-- Selected extract --
** START **

Introduction to taxodist

What is taxodist?

taxodist answers a simple question: how related are any two living things?

Given any two taxon names, a pair of dinosaurs, a dinosaur and a fungus, two species of fly, or an oak tree and a human, taxodist retrieves their full hierarchical lineages from The Taxonomicon and computes a dissimilarity index between them.

The Taxonomicon is based on Systema Naturae 2000 (Brands, 1989 onwards) and provides exceptionally deep lineage resolution, substantially exceeding other programmatic sources.

Searches work at any taxonomic level: genus, species, family, order, or any clade. Both "Tyrannosaurus" and "Tyrannosaurus rex" are valid inputs, as are "Drosophila melanogaster", "Homo sapiens", or "Araucaria angustifolia".


The distance metric

taxodist measures how related two taxa are by asking a single question: how deep is their most recent common ancestor?

\[d(A, B) = \frac{1}{\text{depth}(\text{MRCA}(A,B))}\]

The deeper the shared ancestor, the smaller the distance, meaning the more related the two taxa are. A shallow MRCA (close to the root) means the two taxa diverged early and are distantly related; a deep MRCA means they share a long common history and are closely related.

** END **

-- Given entries --

** START **

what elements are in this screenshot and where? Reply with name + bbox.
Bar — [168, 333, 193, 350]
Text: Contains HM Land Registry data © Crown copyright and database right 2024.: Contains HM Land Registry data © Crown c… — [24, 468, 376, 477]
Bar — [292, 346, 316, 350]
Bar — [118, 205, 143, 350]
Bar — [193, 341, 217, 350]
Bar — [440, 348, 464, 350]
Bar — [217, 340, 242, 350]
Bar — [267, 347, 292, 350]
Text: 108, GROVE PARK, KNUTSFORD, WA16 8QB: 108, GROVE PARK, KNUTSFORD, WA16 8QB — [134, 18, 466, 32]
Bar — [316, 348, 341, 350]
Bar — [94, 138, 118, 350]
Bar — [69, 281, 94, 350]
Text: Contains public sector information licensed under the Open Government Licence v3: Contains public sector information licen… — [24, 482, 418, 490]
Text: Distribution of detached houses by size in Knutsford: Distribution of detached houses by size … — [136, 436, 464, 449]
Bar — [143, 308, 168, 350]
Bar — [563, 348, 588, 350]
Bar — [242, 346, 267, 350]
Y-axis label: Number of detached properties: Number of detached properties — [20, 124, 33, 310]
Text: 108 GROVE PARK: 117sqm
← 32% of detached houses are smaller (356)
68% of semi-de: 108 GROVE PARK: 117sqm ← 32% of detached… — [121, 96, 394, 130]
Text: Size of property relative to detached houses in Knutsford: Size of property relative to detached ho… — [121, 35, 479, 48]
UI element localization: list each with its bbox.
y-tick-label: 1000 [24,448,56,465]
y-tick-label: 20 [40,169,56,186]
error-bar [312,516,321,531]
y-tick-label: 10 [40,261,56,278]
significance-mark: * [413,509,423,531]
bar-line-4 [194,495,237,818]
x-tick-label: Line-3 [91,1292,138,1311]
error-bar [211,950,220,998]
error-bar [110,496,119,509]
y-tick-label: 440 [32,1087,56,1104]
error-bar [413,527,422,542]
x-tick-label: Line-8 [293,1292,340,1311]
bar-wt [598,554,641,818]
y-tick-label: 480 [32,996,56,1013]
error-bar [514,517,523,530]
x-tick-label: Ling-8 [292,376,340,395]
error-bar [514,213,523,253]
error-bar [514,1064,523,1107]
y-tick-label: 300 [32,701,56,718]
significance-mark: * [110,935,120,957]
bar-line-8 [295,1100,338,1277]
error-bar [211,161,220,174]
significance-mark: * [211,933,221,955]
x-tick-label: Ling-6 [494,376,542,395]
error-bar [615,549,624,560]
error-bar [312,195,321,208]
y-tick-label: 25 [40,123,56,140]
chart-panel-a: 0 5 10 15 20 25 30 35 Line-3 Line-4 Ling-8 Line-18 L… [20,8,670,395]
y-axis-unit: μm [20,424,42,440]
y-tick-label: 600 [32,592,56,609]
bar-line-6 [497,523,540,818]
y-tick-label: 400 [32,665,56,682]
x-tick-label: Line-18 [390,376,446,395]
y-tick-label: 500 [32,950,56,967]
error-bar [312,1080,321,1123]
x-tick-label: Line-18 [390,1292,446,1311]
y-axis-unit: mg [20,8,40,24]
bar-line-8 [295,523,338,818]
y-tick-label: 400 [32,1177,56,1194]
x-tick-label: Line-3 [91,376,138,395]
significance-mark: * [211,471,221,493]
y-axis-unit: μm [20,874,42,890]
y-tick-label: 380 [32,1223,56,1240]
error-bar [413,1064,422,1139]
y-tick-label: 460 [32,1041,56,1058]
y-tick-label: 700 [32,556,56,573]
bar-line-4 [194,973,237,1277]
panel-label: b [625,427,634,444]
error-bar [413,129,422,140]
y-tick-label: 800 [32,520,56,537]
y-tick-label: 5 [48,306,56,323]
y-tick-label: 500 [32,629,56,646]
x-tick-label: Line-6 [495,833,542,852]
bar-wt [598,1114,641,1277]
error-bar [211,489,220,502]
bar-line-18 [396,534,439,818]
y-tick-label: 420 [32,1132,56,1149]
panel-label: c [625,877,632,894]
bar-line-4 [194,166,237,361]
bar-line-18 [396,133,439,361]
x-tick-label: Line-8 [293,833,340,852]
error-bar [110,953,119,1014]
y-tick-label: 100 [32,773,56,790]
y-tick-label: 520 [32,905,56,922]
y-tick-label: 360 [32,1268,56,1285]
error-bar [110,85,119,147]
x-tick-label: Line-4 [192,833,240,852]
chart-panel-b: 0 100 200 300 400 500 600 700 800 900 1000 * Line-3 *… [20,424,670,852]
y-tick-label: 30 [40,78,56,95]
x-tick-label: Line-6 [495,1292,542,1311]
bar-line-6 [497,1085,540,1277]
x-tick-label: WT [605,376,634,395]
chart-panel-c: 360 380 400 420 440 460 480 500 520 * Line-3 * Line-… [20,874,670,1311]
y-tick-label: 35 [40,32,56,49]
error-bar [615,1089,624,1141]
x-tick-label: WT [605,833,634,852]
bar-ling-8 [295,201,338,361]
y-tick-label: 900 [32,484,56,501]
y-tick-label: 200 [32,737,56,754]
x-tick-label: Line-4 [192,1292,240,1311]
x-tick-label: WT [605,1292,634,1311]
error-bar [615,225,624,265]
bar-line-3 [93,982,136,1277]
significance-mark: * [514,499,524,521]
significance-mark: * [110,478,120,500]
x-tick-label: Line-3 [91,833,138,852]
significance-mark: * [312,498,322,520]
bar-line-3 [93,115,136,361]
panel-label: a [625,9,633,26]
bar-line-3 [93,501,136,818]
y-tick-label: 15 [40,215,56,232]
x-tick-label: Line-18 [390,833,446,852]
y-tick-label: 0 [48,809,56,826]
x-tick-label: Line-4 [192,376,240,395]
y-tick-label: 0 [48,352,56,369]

** END **

-- List of tasks --
#1 List the taxon names that the taxodist introduction gives as valid search inputs.
#2 Render this sentence from the taxodist introduction in Spanish: "Searches work at any taxonomic level: genus, species, family, order, or any clade."
#3 Carry the taxodist introduction forward with a paragraph that begins right after its final sentence.

-- Answers to the problems --
#1
Tyrannosaurus
Tyrannosaurus rex
Drosophila melanogaster
Homo sapiens
Araucaria angustifolia

#2 Las búsquedas funcionan en cualquier nivel taxonómico: género, especie, familia, orden o cualquier clado.

#3
This has a key property: taxa that diverged at the same point in the tree are always equidistant from any third taxon, regardless of how many nodes each has in its lineage below the split. For example:

The distance is not bounded to \([0, 1]\), it depends on the depth of the MRCA in The Taxonomicon’s classification. Deeper, more finely resolved clades will have smaller distances between their members.


Basic usage

Getting a lineage

lin <- get_lineage("Tyrannosaurus")
tail(lin, 8)
#> [1] "Avetheropoda"     "Coelurosauria"    "Tyrannoraptora"   "Tyrannosauroidea"
#> [5] "Tyrannosauridae"  "Tyrannosaurinae"  "Tyrannosaurini"   "Tyrannosaurus" 

Species-level searches also work:

lin <- get_lineage("Drosophila melanogaster")
tail(lin, 4)
#> [1] "Ephydroidea"             "Drosophilidae"           "Drosophilinae"          
#> [4] "Drosophila melanogaster"

Computing distance between two taxa

result <- taxo_distance("Tyrannosaurus", "Velociraptor")
print(result)
#> -- Taxonomic Distance --
#> 
#> * Tyrannosaurus vs Velociraptor
#>   Distance : 0.0153846153846154
#>   MRCA : Tyrannoraptora (depth 65)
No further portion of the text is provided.